What is asked
State the number of lines that include the string "price", and write nothing else.
Exercise inputs start
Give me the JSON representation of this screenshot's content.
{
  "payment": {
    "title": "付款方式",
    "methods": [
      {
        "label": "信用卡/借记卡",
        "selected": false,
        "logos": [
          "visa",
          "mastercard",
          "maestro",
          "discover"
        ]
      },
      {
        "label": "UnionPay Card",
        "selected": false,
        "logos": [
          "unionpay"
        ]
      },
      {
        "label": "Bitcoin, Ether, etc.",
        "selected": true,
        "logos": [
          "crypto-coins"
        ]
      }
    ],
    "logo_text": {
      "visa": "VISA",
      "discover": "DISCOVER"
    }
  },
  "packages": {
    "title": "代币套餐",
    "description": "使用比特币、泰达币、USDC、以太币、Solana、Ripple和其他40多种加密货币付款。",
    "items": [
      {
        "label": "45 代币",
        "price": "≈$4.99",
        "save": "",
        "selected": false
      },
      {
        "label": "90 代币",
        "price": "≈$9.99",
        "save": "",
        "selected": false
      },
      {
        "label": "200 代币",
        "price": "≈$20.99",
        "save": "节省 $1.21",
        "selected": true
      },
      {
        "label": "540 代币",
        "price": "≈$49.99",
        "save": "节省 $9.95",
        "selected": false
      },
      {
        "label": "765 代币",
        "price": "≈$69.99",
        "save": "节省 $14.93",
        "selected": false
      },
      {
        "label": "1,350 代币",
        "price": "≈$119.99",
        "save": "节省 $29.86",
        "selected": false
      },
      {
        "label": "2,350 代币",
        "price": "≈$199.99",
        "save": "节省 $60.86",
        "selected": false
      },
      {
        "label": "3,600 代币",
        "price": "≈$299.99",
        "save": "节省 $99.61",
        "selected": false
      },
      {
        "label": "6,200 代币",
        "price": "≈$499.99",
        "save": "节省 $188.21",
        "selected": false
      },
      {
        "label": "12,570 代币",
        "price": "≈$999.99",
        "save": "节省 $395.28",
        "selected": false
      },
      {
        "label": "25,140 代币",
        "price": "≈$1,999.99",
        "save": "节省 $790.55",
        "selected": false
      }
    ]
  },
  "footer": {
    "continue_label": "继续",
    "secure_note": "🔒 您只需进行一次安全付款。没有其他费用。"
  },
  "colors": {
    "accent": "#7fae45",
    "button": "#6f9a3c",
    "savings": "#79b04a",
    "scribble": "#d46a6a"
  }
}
Exercise inputs end
Exercise inputs start
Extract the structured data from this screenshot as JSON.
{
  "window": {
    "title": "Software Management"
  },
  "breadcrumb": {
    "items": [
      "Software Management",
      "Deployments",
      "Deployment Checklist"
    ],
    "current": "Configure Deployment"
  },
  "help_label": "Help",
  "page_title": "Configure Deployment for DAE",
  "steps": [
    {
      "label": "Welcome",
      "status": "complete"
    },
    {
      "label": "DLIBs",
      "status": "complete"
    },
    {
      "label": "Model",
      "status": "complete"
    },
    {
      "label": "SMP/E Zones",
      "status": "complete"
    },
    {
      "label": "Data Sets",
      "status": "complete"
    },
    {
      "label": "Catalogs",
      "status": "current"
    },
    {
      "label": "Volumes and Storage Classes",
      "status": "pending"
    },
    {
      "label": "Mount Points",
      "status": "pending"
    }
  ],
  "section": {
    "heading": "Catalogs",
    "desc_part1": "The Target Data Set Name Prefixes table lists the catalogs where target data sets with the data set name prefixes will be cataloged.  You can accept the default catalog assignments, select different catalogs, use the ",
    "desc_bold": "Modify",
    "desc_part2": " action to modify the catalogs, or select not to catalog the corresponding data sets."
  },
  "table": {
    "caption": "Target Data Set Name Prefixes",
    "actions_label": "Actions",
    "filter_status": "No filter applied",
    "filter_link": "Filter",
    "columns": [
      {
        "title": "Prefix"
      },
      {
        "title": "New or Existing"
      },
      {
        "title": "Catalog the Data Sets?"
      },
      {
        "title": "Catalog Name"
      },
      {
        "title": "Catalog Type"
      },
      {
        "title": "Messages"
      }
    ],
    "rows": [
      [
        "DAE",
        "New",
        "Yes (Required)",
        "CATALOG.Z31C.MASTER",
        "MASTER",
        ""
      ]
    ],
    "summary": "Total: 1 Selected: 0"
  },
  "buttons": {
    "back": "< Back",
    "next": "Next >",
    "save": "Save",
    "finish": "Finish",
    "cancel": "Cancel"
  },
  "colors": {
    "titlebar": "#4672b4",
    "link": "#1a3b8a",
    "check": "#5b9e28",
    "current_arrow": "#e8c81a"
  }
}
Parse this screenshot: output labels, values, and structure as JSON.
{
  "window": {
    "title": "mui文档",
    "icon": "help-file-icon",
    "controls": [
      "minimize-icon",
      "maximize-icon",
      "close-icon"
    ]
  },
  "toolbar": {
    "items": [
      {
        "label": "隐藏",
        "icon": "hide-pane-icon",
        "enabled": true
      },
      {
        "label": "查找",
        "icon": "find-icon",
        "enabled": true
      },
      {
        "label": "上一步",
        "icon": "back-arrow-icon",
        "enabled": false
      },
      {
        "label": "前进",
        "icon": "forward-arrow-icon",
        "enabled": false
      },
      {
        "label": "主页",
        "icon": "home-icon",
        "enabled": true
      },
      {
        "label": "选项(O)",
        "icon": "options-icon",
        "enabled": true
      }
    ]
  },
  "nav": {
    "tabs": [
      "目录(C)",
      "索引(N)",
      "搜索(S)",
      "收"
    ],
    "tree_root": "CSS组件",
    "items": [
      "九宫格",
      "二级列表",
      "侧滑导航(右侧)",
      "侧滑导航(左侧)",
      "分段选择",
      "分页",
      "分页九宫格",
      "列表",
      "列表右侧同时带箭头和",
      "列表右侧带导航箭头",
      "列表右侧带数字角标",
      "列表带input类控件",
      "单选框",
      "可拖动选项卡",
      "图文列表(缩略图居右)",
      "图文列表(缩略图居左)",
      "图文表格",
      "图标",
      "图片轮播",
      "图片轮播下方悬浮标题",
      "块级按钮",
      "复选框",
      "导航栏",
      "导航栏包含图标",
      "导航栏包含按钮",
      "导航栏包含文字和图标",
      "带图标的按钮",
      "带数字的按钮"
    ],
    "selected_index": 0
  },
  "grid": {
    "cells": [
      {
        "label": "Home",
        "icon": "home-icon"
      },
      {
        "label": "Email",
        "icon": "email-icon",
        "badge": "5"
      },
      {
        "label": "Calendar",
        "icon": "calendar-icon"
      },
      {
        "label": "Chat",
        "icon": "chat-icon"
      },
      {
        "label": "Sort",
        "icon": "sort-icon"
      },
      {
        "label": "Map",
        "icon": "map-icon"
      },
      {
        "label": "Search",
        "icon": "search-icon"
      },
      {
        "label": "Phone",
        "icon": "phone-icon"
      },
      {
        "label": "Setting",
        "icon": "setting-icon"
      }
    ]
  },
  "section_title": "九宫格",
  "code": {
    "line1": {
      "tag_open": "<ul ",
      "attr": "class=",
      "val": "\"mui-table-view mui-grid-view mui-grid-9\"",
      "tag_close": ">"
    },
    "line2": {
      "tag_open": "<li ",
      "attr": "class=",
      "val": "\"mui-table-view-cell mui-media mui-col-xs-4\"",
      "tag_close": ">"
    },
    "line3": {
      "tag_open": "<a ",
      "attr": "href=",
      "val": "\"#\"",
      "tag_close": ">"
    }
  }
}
Exercise inputs end
Exercise inputs start
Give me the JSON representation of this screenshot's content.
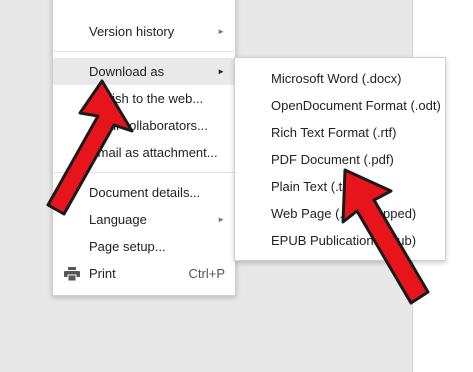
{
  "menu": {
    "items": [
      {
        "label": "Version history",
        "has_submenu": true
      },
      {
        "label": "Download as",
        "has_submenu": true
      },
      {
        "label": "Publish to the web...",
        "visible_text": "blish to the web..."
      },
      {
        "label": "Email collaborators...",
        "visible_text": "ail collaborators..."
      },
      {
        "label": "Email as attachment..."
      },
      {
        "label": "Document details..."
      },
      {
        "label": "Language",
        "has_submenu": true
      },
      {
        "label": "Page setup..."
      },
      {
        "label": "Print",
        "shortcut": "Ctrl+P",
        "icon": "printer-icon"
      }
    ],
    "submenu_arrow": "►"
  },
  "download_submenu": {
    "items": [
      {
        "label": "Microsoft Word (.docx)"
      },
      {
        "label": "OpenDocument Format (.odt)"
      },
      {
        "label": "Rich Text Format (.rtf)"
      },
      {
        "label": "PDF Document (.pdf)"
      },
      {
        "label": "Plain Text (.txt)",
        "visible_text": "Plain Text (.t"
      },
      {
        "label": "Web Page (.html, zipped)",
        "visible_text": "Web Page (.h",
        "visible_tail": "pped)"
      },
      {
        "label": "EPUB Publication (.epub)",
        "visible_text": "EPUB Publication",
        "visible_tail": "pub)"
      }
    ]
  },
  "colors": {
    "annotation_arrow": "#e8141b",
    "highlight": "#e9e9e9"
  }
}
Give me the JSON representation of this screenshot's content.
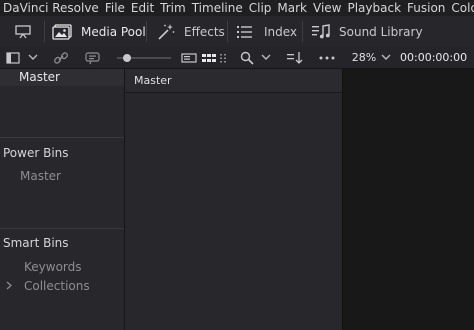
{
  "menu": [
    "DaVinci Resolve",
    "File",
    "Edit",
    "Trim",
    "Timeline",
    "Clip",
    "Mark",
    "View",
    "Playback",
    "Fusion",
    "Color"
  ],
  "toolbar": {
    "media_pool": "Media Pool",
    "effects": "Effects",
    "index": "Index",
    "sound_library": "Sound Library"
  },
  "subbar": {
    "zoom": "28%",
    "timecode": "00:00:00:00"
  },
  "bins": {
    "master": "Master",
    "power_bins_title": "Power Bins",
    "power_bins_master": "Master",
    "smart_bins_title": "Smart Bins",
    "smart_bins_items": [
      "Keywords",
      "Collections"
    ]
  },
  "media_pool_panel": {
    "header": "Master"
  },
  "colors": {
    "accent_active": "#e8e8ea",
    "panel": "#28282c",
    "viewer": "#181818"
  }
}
Exercise inputs end
Output
11